#### WHAT IS BEING ASKED
Copy the lines of the data below from the one containing "point — [165, 361, 172, 368]" through the one containing "point — [50, 365, 57, 372]", both included, and leave each line unchanged.

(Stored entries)
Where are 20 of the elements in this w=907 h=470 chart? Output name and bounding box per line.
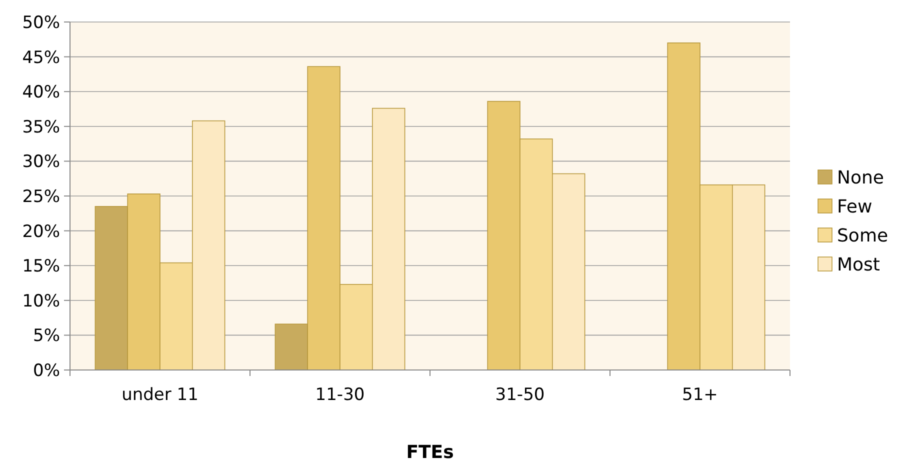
x-tick-label: under 11 [122,385,198,405]
x-tick-label: 31-50 [495,385,545,405]
legend-label: None [837,167,884,188]
x-axis-title: FTEs [406,442,454,463]
x-tick-label: 11-30 [315,385,365,405]
x-tick-label: 51+ [682,385,718,405]
y-tick-label: 50% [22,12,60,33]
legend-label: Some [837,225,888,246]
y-tick-label: 45% [22,48,60,68]
y-tick-label: 25% [22,186,60,207]
legend-label: Most [837,254,880,276]
y-tick-label: 5% [33,326,60,346]
y-tick-label: 10% [22,291,60,312]
y-tick-label: 0% [33,360,60,381]
y-tick-label: 20% [22,222,60,242]
y-tick-label: 15% [22,256,60,277]
y-tick-label: 35% [22,117,60,138]
y-tick-label: 30% [22,152,60,172]
y-tick-label: 40% [22,82,60,103]
legend-label: Few [837,196,872,218]
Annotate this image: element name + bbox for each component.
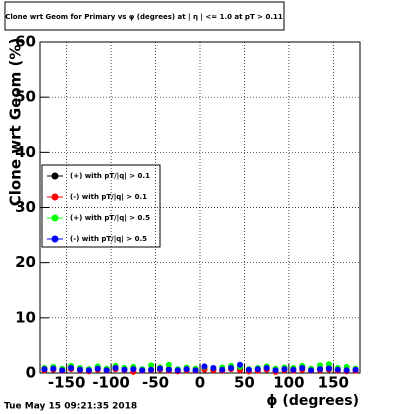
point — [165, 361, 172, 368]
x-tick-label: 50 — [234, 374, 255, 392]
legend-marker — [51, 235, 59, 243]
point — [290, 366, 297, 373]
point — [343, 367, 350, 374]
chart-title: Clone wrt Geom for Primary vs φ (degrees… — [5, 13, 283, 22]
y-tick-label: 10 — [15, 308, 36, 326]
point — [68, 365, 75, 372]
point — [77, 366, 83, 373]
point — [201, 363, 208, 370]
point — [50, 365, 57, 372]
timestamp: Tue May 15 09:21:35 2018 — [4, 402, 137, 412]
legend-label: (+) with pT/|q| > 0.5 — [70, 214, 150, 223]
point — [210, 365, 217, 372]
point — [263, 365, 270, 372]
point — [148, 366, 155, 373]
y-tick-label: 50 — [15, 88, 36, 106]
point — [183, 366, 190, 373]
point — [228, 365, 235, 372]
x-tick-label: -150 — [48, 374, 86, 392]
legend-marker — [51, 193, 59, 201]
legend-marker — [51, 214, 59, 222]
point — [272, 367, 279, 374]
x-tick-label: -100 — [92, 374, 130, 392]
y-tick-label: 20 — [15, 253, 36, 271]
point — [94, 365, 101, 372]
point — [325, 365, 332, 372]
point — [103, 367, 110, 374]
point — [334, 366, 341, 373]
x-tick-label: 0 — [195, 374, 205, 392]
legend-label: (+) with pT/|q| > 0.1 — [70, 172, 150, 181]
point — [130, 366, 137, 373]
point — [192, 367, 199, 374]
legend-box — [41, 164, 161, 248]
point — [299, 365, 306, 372]
point — [245, 366, 252, 373]
legend-marker — [51, 172, 59, 180]
point — [112, 365, 119, 372]
point — [165, 366, 172, 373]
x-axis-title: ϕ (degrees) — [266, 393, 359, 409]
x-tick-label: 150 — [318, 374, 349, 392]
point — [317, 366, 323, 373]
point — [281, 366, 288, 373]
title-box — [4, 1, 285, 31]
legend-label: (-) with pT/|q| > 0.5 — [70, 235, 147, 244]
y-tick-label: 60 — [15, 33, 36, 51]
point — [121, 366, 128, 373]
point — [352, 366, 359, 373]
y-tick-label: 40 — [15, 143, 36, 161]
point — [254, 366, 261, 373]
point — [59, 367, 66, 374]
point — [41, 366, 48, 373]
y-axis-title: Clone wrt Geom (%) — [7, 38, 25, 207]
x-tick-label: 100 — [273, 374, 304, 392]
point — [174, 367, 181, 374]
x-tick-label: -50 — [142, 374, 169, 392]
point — [325, 361, 332, 368]
point — [308, 367, 315, 374]
y-tick-label: 0 — [26, 364, 36, 382]
point — [85, 367, 92, 374]
point — [148, 362, 155, 369]
legend-label: (-) with pT/|q| > 0.1 — [70, 193, 147, 202]
point — [157, 365, 163, 372]
point — [237, 361, 243, 368]
point — [139, 367, 146, 374]
y-tick-label: 30 — [15, 198, 36, 216]
point — [219, 366, 226, 373]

#### WRITTEN RESPONSE
point — [165, 361, 172, 368]
x-tick-label: 50 — [234, 374, 255, 392]
legend-marker — [51, 235, 59, 243]
point — [290, 366, 297, 373]
point — [343, 367, 350, 374]
chart-title: Clone wrt Geom for Primary vs φ (degrees… — [5, 13, 283, 22]
y-tick-label: 10 — [15, 308, 36, 326]
point — [68, 365, 75, 372]
point — [77, 366, 83, 373]
point — [201, 363, 208, 370]
point — [50, 365, 57, 372]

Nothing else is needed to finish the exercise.